Among the entries below, find the lines with "neighborhood" and copy them.

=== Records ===
┄┄┄┄┄┄┄┄┄┄

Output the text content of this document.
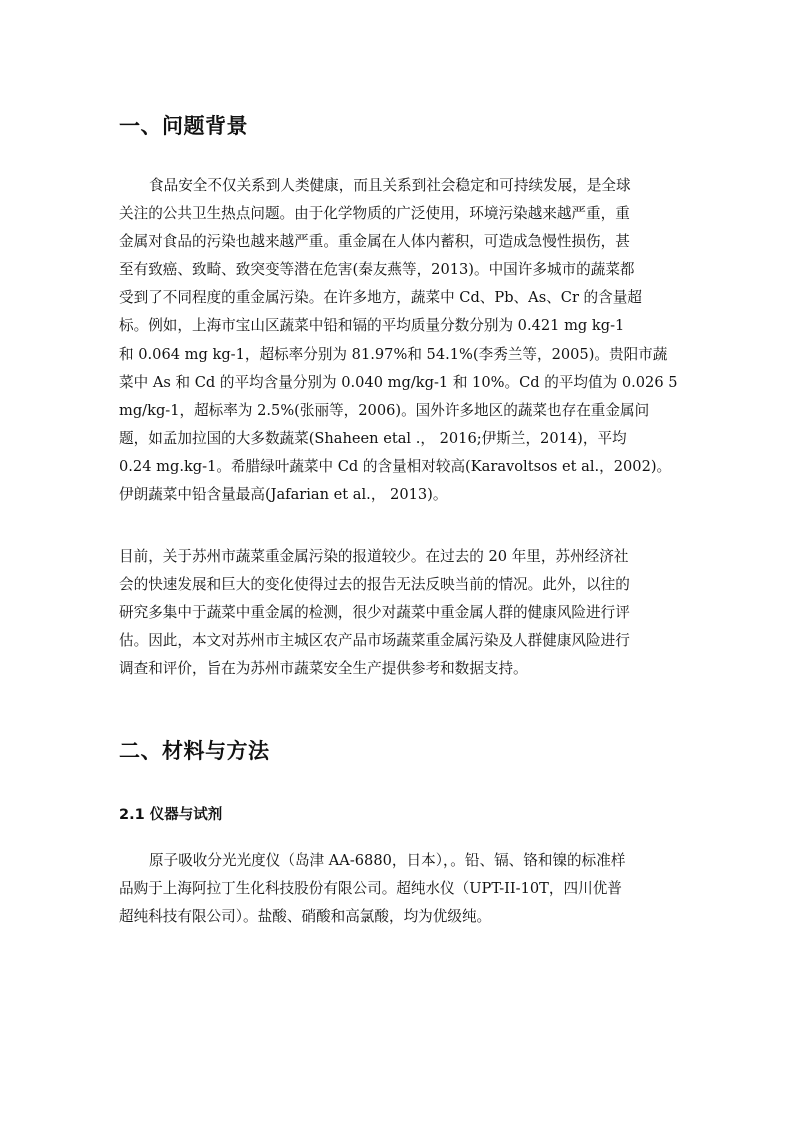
一、问题背景
食品安全不仅关系到人类健康，而且关系到社会稳定和可持续发展，是全球
关注的公共卫生热点问题。由于化学物质的广泛使用，环境污染越来越严重，重
金属对食品的污染也越来越严重。重金属在人体内蓄积，可造成急慢性损伤，甚
至有致癌、致畸、致突变等潜在危害(秦友燕等，2013)。中国许多城市的蔬菜都
受到了不同程度的重金属污染。在许多地方，蔬菜中 Cd、Pb、As、Cr 的含量超
标。例如，上海市宝山区蔬菜中铅和镉的平均质量分数分别为 0.421 mg kg-1
和 0.064 mg kg-1，超标率分别为 81.97%和 54.1%(李秀兰等，2005)。贵阳市蔬
菜中 As 和 Cd 的平均含量分别为 0.040 mg/kg-1 和 10%。Cd 的平均值为 0.026 5
mg/kg-1，超标率为 2.5%(张丽等，2006)。国外许多地区的蔬菜也存在重金属问
题，如孟加拉国的大多数蔬菜(Shaheen etal .， 2016;伊斯兰，2014)，平均
0.24 mg.kg-1。希腊绿叶蔬菜中 Cd 的含量相对较高(Karavoltsos et al.，2002)。
伊朗蔬菜中铅含量最高(Jafarian et al.， 2013)。
目前，关于苏州市蔬菜重金属污染的报道较少。在过去的 20 年里，苏州经济社
会的快速发展和巨大的变化使得过去的报告无法反映当前的情况。此外，以往的
研究多集中于蔬菜中重金属的检测，很少对蔬菜中重金属人群的健康风险进行评
估。因此，本文对苏州市主城区农产品市场蔬菜重金属污染及人群健康风险进行
调查和评价，旨在为苏州市蔬菜安全生产提供参考和数据支持。
二、材料与方法
2.1 仪器与试剂
原子吸收分光光度仪（岛津 AA-6880，日本），。铅、镉、铬和镍的标准样
品购于上海阿拉丁生化科技股份有限公司。超纯水仪（UPT-II-10T，四川优普
超纯科技有限公司）。盐酸、硝酸和高氯酸，均为优级纯。
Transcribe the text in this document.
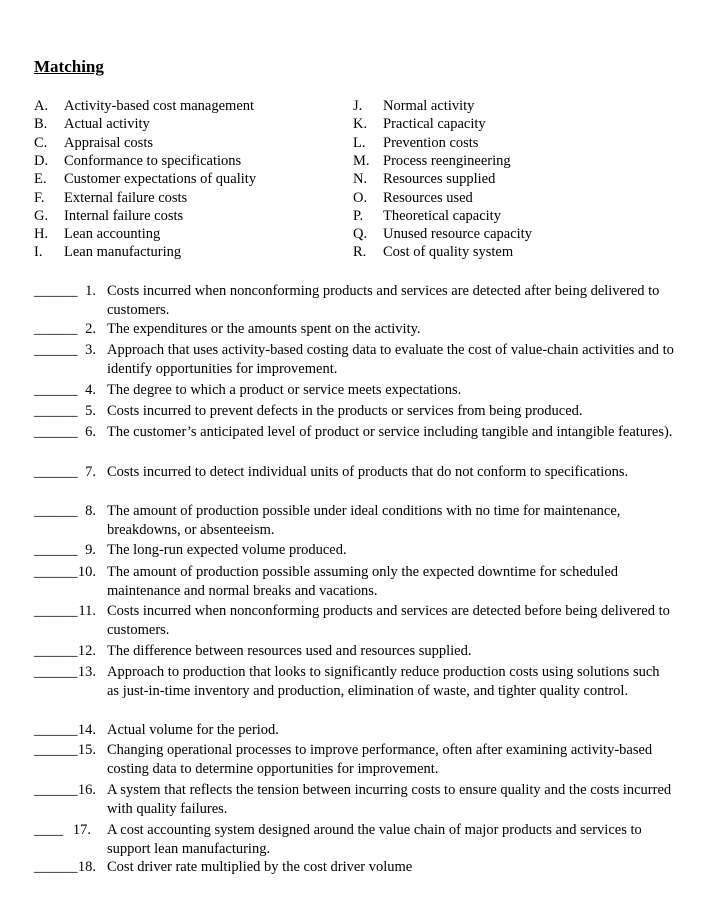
Matching
A. Activity-based cost management
B. Actual activity
C. Appraisal costs
D. Conformance to specifications
E. Customer expectations of quality
F. External failure costs
G. Internal failure costs
H. Lean accounting
I. Lean manufacturing
J. Normal activity
K. Practical capacity
L. Prevention costs
M. Process reengineering
N. Resources supplied
O. Resources used
P. Theoretical capacity
Q. Unused resource capacity
R. Cost of quality system
______ 1. Costs incurred when nonconforming products and services are detected after being delivered to customers.
______ 2. The expenditures or the amounts spent on the activity.
______ 3. Approach that uses activity-based costing data to evaluate the cost of value-chain activities and to identify opportunities for improvement.
______ 4. The degree to which a product or service meets expectations.
______ 5. Costs incurred to prevent defects in the products or services from being produced.
______ 6. The customer’s anticipated level of product or service including tangible and intangible features).
______ 7. Costs incurred to detect individual units of products that do not conform to specifications.
______ 8. The amount of production possible under ideal conditions with no time for maintenance, breakdowns, or absenteeism.
______ 9. The long-run expected volume produced.
______ 10. The amount of production possible assuming only the expected downtime for scheduled maintenance and normal breaks and vacations.
______ 11. Costs incurred when nonconforming products and services are detected before being delivered to customers.
______ 12. The difference between resources used and resources supplied.
______ 13. Approach to production that looks to significantly reduce production costs using solutions such as just-in-time inventory and production, elimination of waste, and tighter quality control.
______ 14. Actual volume for the period.
______ 15. Changing operational processes to improve performance, often after examining activity-based costing data to determine opportunities for improvement.
______ 16. A system that reflects the tension between incurring costs to ensure quality and the costs incurred with quality failures.
____ 17. A cost accounting system designed around the value chain of major products and services to support lean manufacturing.
______ 18. Cost driver rate multiplied by the cost driver volume
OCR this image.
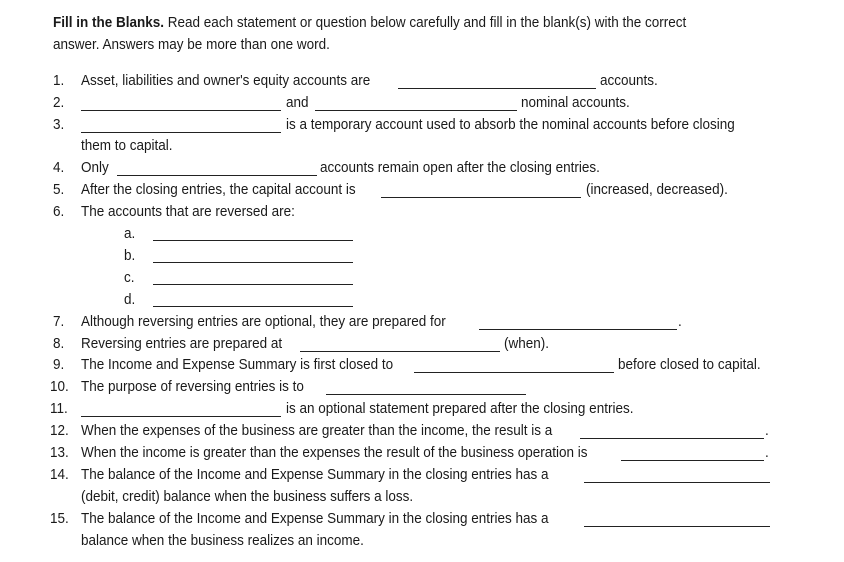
Fill in the Blanks. Read each statement or question below carefully and fill in the blank(s) with the correct
answer. Answers may be more than one word.
1. Asset, liabilities and owner's equity accounts are	accounts.
2.	and	nominal accounts.
3.	is a temporary account used to absorb the nominal accounts before closing
them to capital.
4. Only	accounts remain open after the closing entries.
5. After the closing entries, the capital account is	(increased, decreased).
6. The accounts that are reversed are:
a.
b.
c.
d.
7. Although reversing entries are optional, they are prepared for	.
8. Reversing entries are prepared at	(when).
9. The Income and Expense Summary is first closed to	before closed to capital.
10. The purpose of reversing entries is to
11.	is an optional statement prepared after the closing entries.
12. When the expenses of the business are greater than the income, the result is a	.
13. When the income is greater than the expenses the result of the business operation is	.
14. The balance of the Income and Expense Summary in the closing entries has a
(debit, credit) balance when the business suffers a loss.
15. The balance of the Income and Expense Summary in the closing entries has a
balance when the business realizes an income.
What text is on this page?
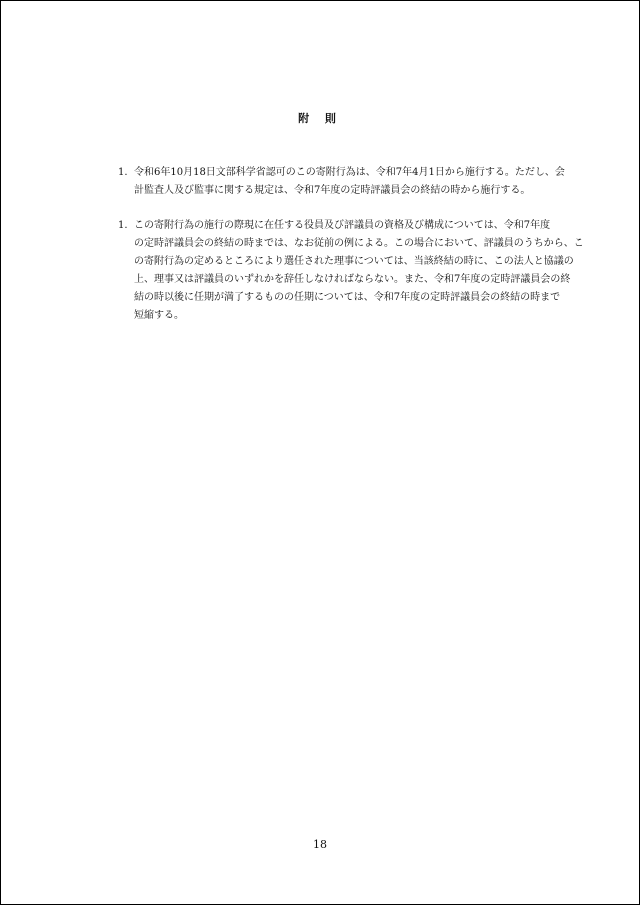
附 則
1. 令和6年10月18日文部科学省認可のこの寄附行為は、令和7年4月1日から施行する。ただし、会
計監査人及び監事に関する規定は、令和7年度の定時評議員会の終結の時から施行する。
1. この寄附行為の施行の際現に在任する役員及び評議員の資格及び構成については、令和7年度
の定時評議員会の終結の時までは、なお従前の例による。この場合において、評議員のうちから、こ
の寄附行為の定めるところにより選任された理事については、当該終結の時に、この法人と協議の
上、理事又は評議員のいずれかを辞任しなければならない。また、令和7年度の定時評議員会の終
結の時以後に任期が満了するものの任期については、令和7年度の定時評議員会の終結の時まで
短縮する。
18
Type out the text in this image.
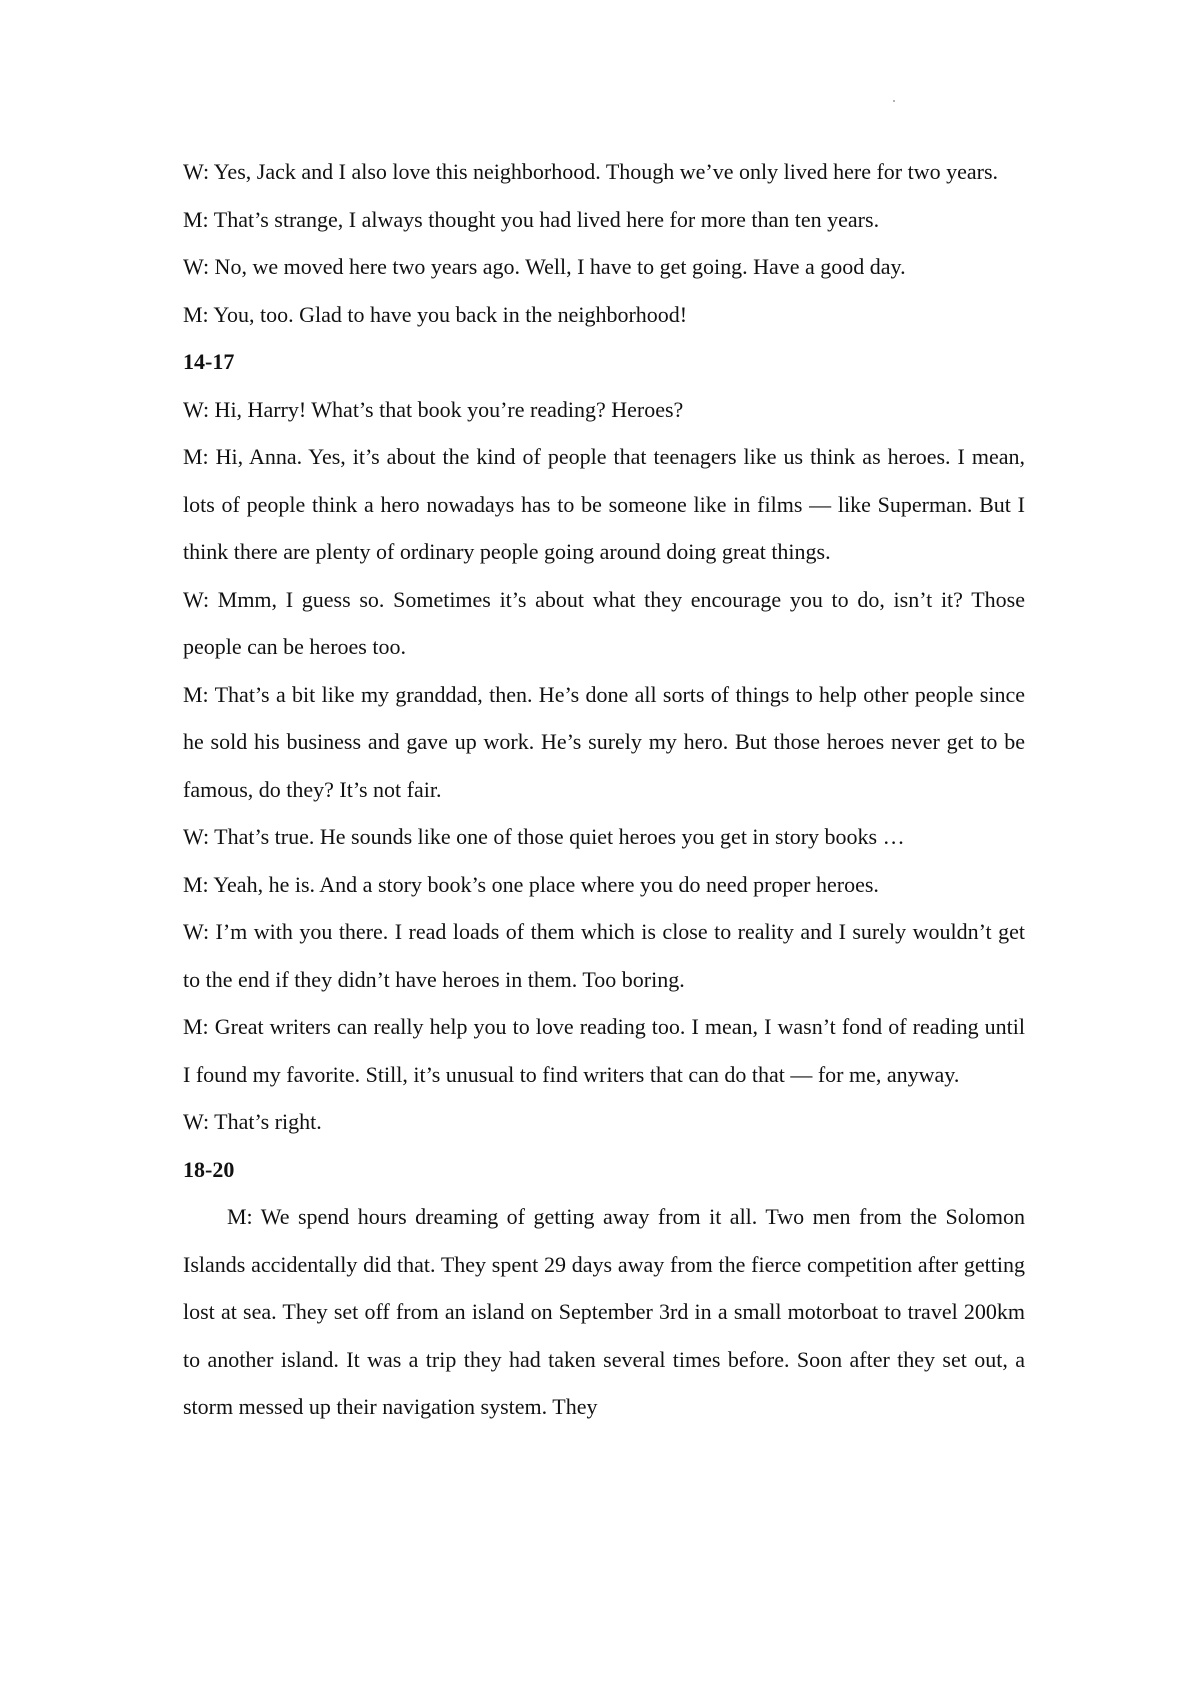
W: Yes, Jack and I also love this neighborhood. Though we’ve only lived here for two years.

M: That’s strange, I always thought you had lived here for more than ten years.

W: No, we moved here two years ago. Well, I have to get going. Have a good day.

M: You, too. Glad to have you back in the neighborhood!

14-17

W: Hi, Harry! What’s that book you’re reading? Heroes?

M: Hi, Anna. Yes, it’s about the kind of people that teenagers like us think as heroes. I mean, lots of people think a hero nowadays has to be someone like in films — like Superman. But I think there are plenty of ordinary people going around doing great things.

W: Mmm, I guess so. Sometimes it’s about what they encourage you to do, isn’t it? Those people can be heroes too.

M: That’s a bit like my granddad, then. He’s done all sorts of things to help other people since he sold his business and gave up work. He’s surely my hero. But those heroes never get to be famous, do they? It’s not fair.

W: That’s true. He sounds like one of those quiet heroes you get in story books …

M: Yeah, he is. And a story book’s one place where you do need proper heroes.

W: I’m with you there. I read loads of them which is close to reality and I surely wouldn’t get to the end if they didn’t have heroes in them. Too boring.

M: Great writers can really help you to love reading too. I mean, I wasn’t fond of reading until I found my favorite. Still, it’s unusual to find writers that can do that — for me, anyway.

W: That’s right.

18-20

M: We spend hours dreaming of getting away from it all. Two men from the Solomon Islands accidentally did that. They spent 29 days away from the fierce competition after getting lost at sea. They set off from an island on September 3rd in a small motorboat to travel 200km to another island. It was a trip they had taken several times before. Soon after they set out, a storm messed up their navigation system. They
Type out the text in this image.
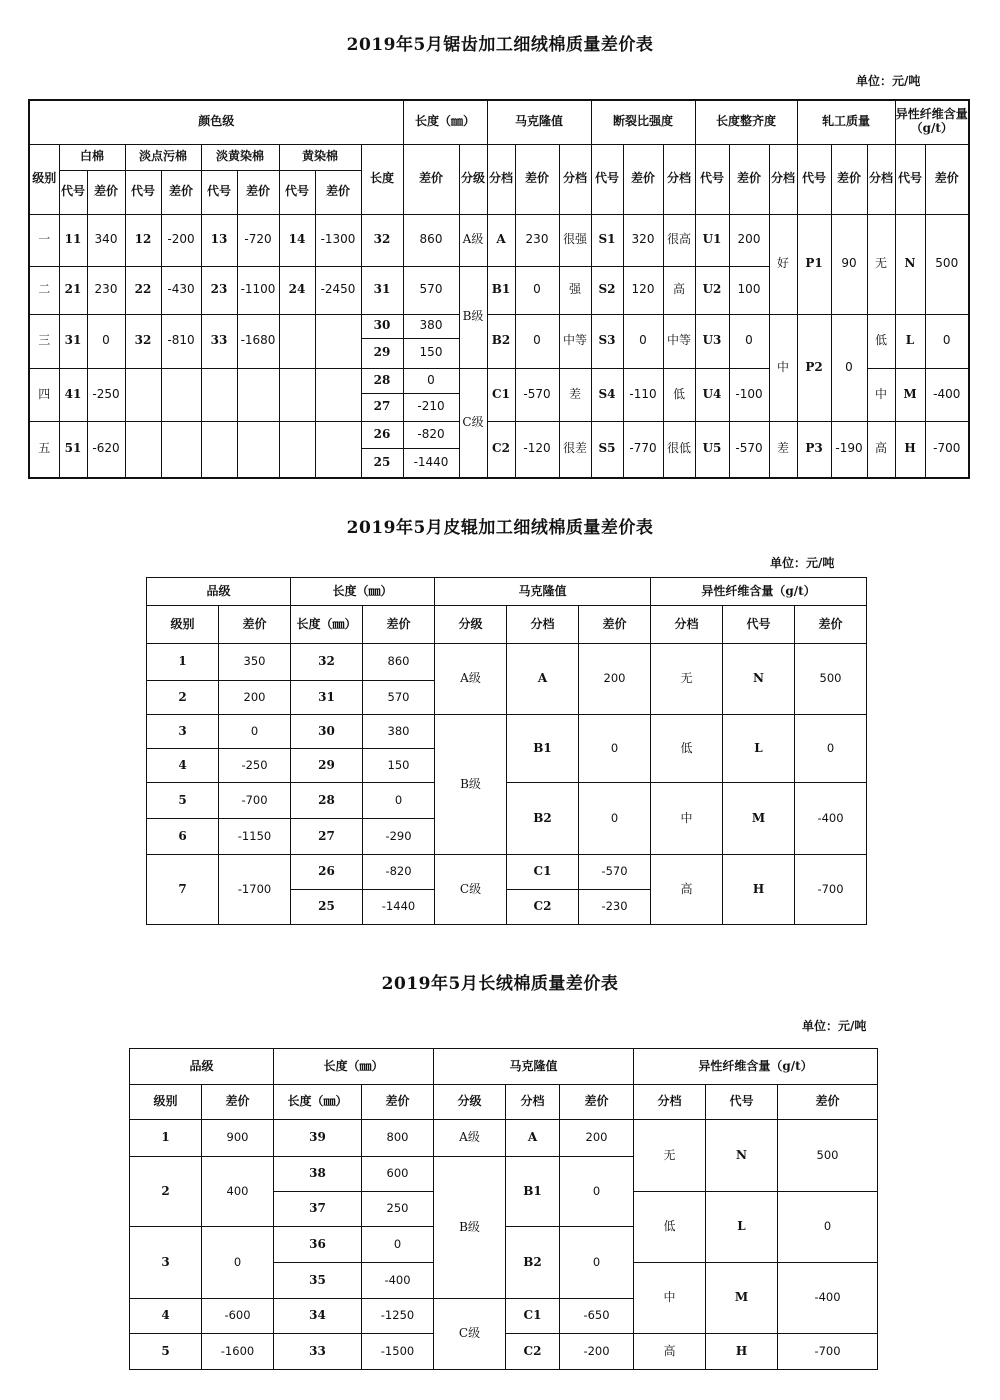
2019年5月锯齿加工细绒棉质量差价表
单位：元/吨
颜色级										长度（㎜）		马克隆值			断裂比强度			长度整齐度			轧工质量			异性纤维含量（g/t）	
级别	白棉		淡点污棉		淡黄染棉		黄染棉		长度	差价	分级	分档	差价	分档	代号	差价	分档	代号	差价	分档	代号	差价	分档	代号	差价
	代号	差价	代号	差价	代号	差价	代号	差价																	
一	11	340	12	-200	13	-720	14	-1300	32	860	A级	A	230	很强	S1	320	很高	U1	200	好	P1	90	无	N	500
二	21	230	22	-430	23	-1100	24	-2450	31	570	B级	B1	0	强	S2	120	高	U2	100						
三	31	0	32	-810	33	-1680			30	380		B2	0	中等	S3	0	中等	U3	0	中	P2	0	低	L	0
									29	150															
四	41	-250							28	0	C级	C1	-570	差	S4	-110	低	U4	-100				中	M	-400
									27	-210															
五	51	-620							26	-820		C2	-120	很差	S5	-770	很低	U5	-570	差	P3	-190	高	H	-700
									25	-1440															
2019年5月皮辊加工细绒棉质量差价表
单位：元/吨
品级		长度（㎜）		马克隆值			异性纤维含量（g/t）		
级别	差价	长度（㎜）	差价	分级	分档	差价	分档	代号	差价
1	350	32	860	A级	A	200	无	N	500
2	200	31	570						
3	0	30	380	B级	B1	0	低	L	0
4	-250	29	150						
5	-700	28	0		B2	0	中	M	-400
6	-1150	27	-290						
7	-1700	26	-820	C级	C1	-570	高	H	-700
		25	-1440		C2	-230			
2019年5月长绒棉质量差价表
单位：元/吨
品级		长度（㎜）		马克隆值			异性纤维含量（g/t）		
级别	差价	长度（㎜）	差价	分级	分档	差价	分档	代号	差价
1	900	39	800	A级	A	200	无	N	500
2	400	38	600	B级	B1	0			
		37	250				低	L	0
3	0	36	0		B2	0			
		35	-400				中	M	-400
4	-600	34	-1250	C级	C1	-650			
5	-1600	33	-1500		C2	-200	高	H	-700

┄┄┄┄┄┄┄┄┄┄

=== Response for this exercise ===
W: Yes, Jack and I also love this neighborhood. Though we’ve only lived here for two years.
M: You, too. Glad to have you back in the neighborhood!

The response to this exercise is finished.